ProReGen: Progressive Residual Generation under Attribute Correlations¶

Conference: ICLR2026
OpenReview: https://openreview.net/forum?id=2LzYaW032Q
Code: https://github.com/ruby-stha/ProReGen_ICLR2026
Area: Image Generation
Keywords: Attribute Correlations, Conditional Generation, Residual Generation, Counterfactual Images, Diffusion Models

TL;DR¶

ProReGen reformulates correlated attribute conditions \(x_1, x_2\) into orthogonal components \(x_1, \gamma\). It first trains a backbone generator using abundant majority samples, then learns residual generation layers using sparse minority samples, thereby improving the generation accuracy of conditional VAEs, GANs, and Diffusion Models on rare attribute combinations.

Background & Motivation¶

Background: Conditional generative models are commonly used to synthesize images with specific attribute combinations, such as "a specific digit with a specific color," "an object category with a specific corruption type," or "male faces with blond hair." Ideally, models should follow the given conditional combinations rather than merely reproducing the most frequent attribute co-occurrence patterns seen in the training set.

Limitations of Prior Work: Attributes in real-world training sets are often strongly correlated. A digit might primarily appear in a certain color, an object category might mostly be paired with a specific background or noise, and facial attributes may naturally entangle with gender or hair color. When standard conditional generative models are trained on such data, they learn these correlations as generation rules. When users request minority attribute combinations, the model often produces images that "look like the majority pattern" or sacrifices image quality to satisfy the conditions.

Key Challenge: Minority attribute combinations are precisely the regions where the model needs to learn most, yet these combinations have the fewest samples in the training set. Oversampling can increase the weight of minority samples but leads to overfitting; using classifiers to provide pseudo-supervision for generated images is unstable because the classifiers themselves are trained on biased data with attribute correlations. Explicitly decomposing the generation mechanism into independent modules like shape, texture, and background requires strong priors and may not generalize to arbitrary attribute pairs.

Goal: The authors aim to solve the problem of "how to reliably generate minority attribute combinations under attribute-correlated conditional generation." Specifically, the method must reduce the model's dependence on training correlations without placing the entire learning burden on scarce minority samples, while being applicable to different types of deep generative models rather than just one architecture.

= = =

Task list:
1. List every keyword given in the ProReGen summary.
2. Write the next part of the ProReGen summary, picking up after its paragraph on the authors' goal.
The entries that come next have nothing to do with any of this.

[Layout records]
= = =

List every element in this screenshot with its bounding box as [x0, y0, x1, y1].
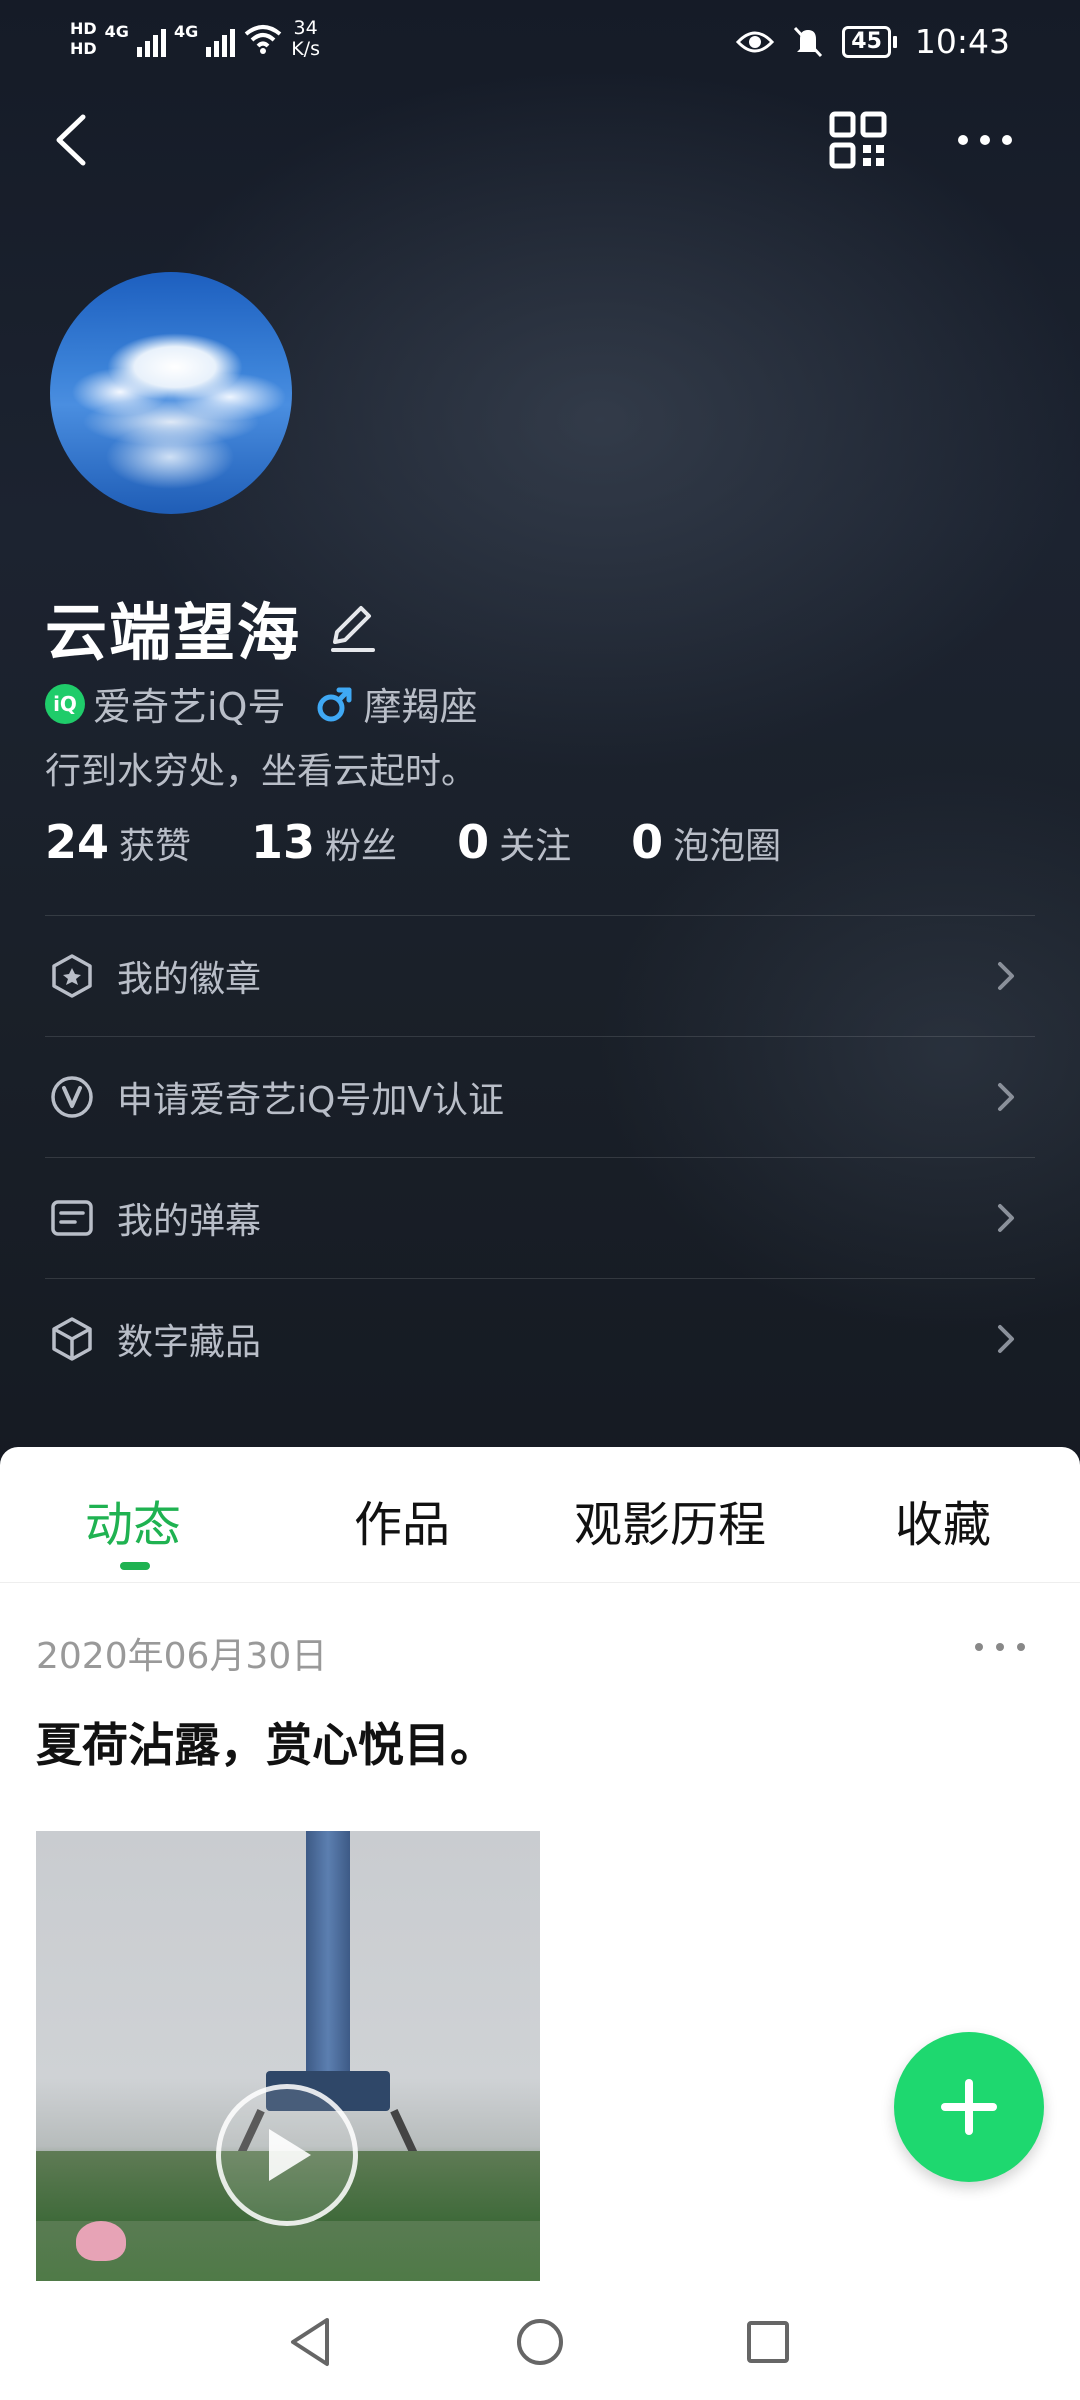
menu-item-badges[interactable]: 我的徽章	[45, 915, 1035, 1036]
post-video-thumbnail[interactable]	[36, 1831, 540, 2281]
menu-label-verify: 申请爱奇艺iQ号加V认证	[117, 1080, 504, 1121]
wifi-icon	[244, 25, 282, 54]
mute-bell-icon	[794, 26, 823, 57]
chevron-right-icon	[998, 962, 1014, 990]
status-left-group: HD HD 4G 4G 34 K/s	[70, 18, 320, 60]
chevron-right-icon	[998, 1083, 1014, 1111]
menu-label-badges: 我的徽章	[117, 959, 262, 1000]
iq-logo-icon: iQ	[45, 683, 85, 724]
profile-tags: iQ 爱奇艺iQ号 摩羯座	[45, 676, 477, 731]
post-more-button[interactable]	[965, 1627, 1035, 1667]
stat-fans[interactable]: 13 粉丝	[251, 815, 397, 869]
menu-item-danmaku[interactable]: 我的弹幕	[45, 1157, 1035, 1278]
tab-dynamics[interactable]: 动态	[85, 1485, 181, 1565]
hd-indicator: HD HD	[70, 19, 97, 59]
eye-icon	[736, 31, 775, 52]
nav-recents-button[interactable]	[733, 2307, 803, 2377]
stat-likes-count: 24	[45, 815, 110, 869]
more-dots-icon	[958, 135, 1012, 145]
network-type-2: 4G	[173, 22, 199, 41]
zodiac-tag: 摩羯座	[315, 676, 477, 731]
male-gender-icon	[317, 687, 352, 721]
circle-home-icon	[517, 2319, 563, 2365]
more-options-button[interactable]	[945, 100, 1025, 180]
speed-unit: K/s	[291, 38, 320, 60]
clock: 10:43	[914, 22, 1010, 61]
signal-icon-2	[206, 21, 236, 57]
stat-bubble-label: 泡泡圈	[673, 826, 782, 867]
stat-bubble-circle[interactable]: 0 泡泡圈	[631, 815, 781, 869]
status-right-group: 45 10:43	[736, 22, 1010, 61]
chevron-right-icon	[998, 1325, 1014, 1353]
tab-viewing-history[interactable]: 观影历程	[574, 1485, 766, 1565]
stat-following-count: 0	[457, 815, 490, 869]
tab-favorites[interactable]: 收藏	[895, 1485, 991, 1565]
network-type-1: 4G	[104, 22, 129, 41]
iq-account-label: 爱奇艺iQ号	[93, 685, 286, 729]
triangle-back-icon	[291, 2318, 329, 2366]
edit-pencil-icon[interactable]	[323, 598, 381, 656]
content-card: 动态 作品 观影历程 收藏 2020年06月30日 夏荷沾露，赏心悦目。	[0, 1447, 1080, 2400]
tab-works[interactable]: 作品	[354, 1485, 450, 1565]
post-date: 2020年06月30日	[36, 1636, 328, 1677]
menu-label-collectibles: 数字藏品	[117, 1322, 262, 1363]
more-dots-icon	[975, 1643, 1025, 1651]
stat-following-label: 关注	[499, 826, 572, 867]
tower-illustration	[306, 1831, 350, 2081]
username-row: 云端望海	[45, 582, 381, 672]
back-button[interactable]	[40, 100, 100, 180]
stat-bubble-count: 0	[631, 815, 664, 869]
tab-bar: 动态 作品 观影历程 收藏	[0, 1447, 1080, 1583]
qr-code-button[interactable]	[820, 100, 895, 180]
cube-icon	[52, 1317, 92, 1361]
square-recents-icon	[747, 2321, 789, 2363]
qr-code-icon	[829, 111, 886, 169]
username: 云端望海	[45, 596, 302, 669]
plus-icon	[941, 2079, 997, 2135]
lotus-flower	[76, 2221, 126, 2261]
stat-following[interactable]: 0 关注	[457, 815, 571, 869]
nav-back-button[interactable]	[275, 2307, 345, 2377]
menu-label-danmaku: 我的弹幕	[117, 1201, 262, 1242]
speed-value: 34	[293, 17, 318, 39]
iq-account-tag[interactable]: iQ 爱奇艺iQ号	[45, 676, 285, 731]
battery-icon: 45	[842, 25, 897, 58]
nav-home-button[interactable]	[505, 2307, 575, 2377]
badge-icon	[52, 954, 92, 998]
network-speed: 34 K/s	[291, 18, 320, 60]
play-icon	[269, 2129, 311, 2181]
system-navigation-bar	[0, 2283, 1080, 2400]
chevron-right-icon	[998, 1204, 1014, 1232]
create-post-button[interactable]	[894, 2032, 1044, 2182]
status-bar: HD HD 4G 4G 34 K/s 45 10:43	[0, 0, 1080, 90]
hd1-label: HD	[70, 19, 97, 38]
post-text: 夏荷沾露，赏心悦目。	[36, 1718, 496, 1772]
menu-item-collectibles[interactable]: 数字藏品	[45, 1278, 1035, 1399]
signal-icon-1	[136, 21, 166, 57]
avatar[interactable]	[50, 272, 292, 514]
play-button[interactable]	[216, 2084, 358, 2226]
back-arrow-icon	[56, 114, 86, 166]
zodiac-label: 摩羯座	[363, 685, 478, 729]
battery-level: 45	[842, 25, 891, 58]
stat-fans-count: 13	[251, 815, 316, 869]
danmaku-icon	[51, 1200, 93, 1236]
stat-likes[interactable]: 24 获赞	[45, 815, 191, 869]
active-tab-indicator	[120, 1562, 150, 1570]
verify-v-icon	[51, 1076, 93, 1118]
stat-fans-label: 粉丝	[325, 826, 398, 867]
profile-stats: 24 获赞 13 粉丝 0 关注 0 泡泡圈	[45, 815, 781, 869]
stat-likes-label: 获赞	[119, 826, 192, 867]
hd2-label: HD	[70, 39, 97, 58]
profile-menu: 我的徽章 申请爱奇艺iQ号加V认证 我的弹幕 数字藏品	[45, 915, 1035, 1399]
menu-item-verify[interactable]: 申请爱奇艺iQ号加V认证	[45, 1036, 1035, 1157]
profile-bio: 行到水穷处，坐看云起时。	[45, 751, 478, 792]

= = =

Answers given:
1. Attribute Correlations, Conditional Generation, Residual Generation, Counterfactual Images, Diffusion Models

2.
Key Insight: The paper borrows from the idea of the Robinson partialling-out transformation. Instead of forcibly recovering two independent generation mechanisms from correlated inputs \(x_1, x_2\), it decomposes \(x_2\) into a part \(m(x_1)\) that can be predicted by \(x_1\) and a residual \(\gamma = x_2 - m(x_1)\) that cannot. In this way, the generation conditions are transformed from correlated \(x_1, x_2\) to nearly orthogonal \(x_1, \gamma\).

Core Idea: Use "Attribute Residual Orthogonalization + Two-Stage Residual Generation" to replace direct conditional generation. This allows majority samples to learn the backbone generation patterns under correlated attributes, while minority samples only learn the residual changes required to transition from majority modes to minority modes.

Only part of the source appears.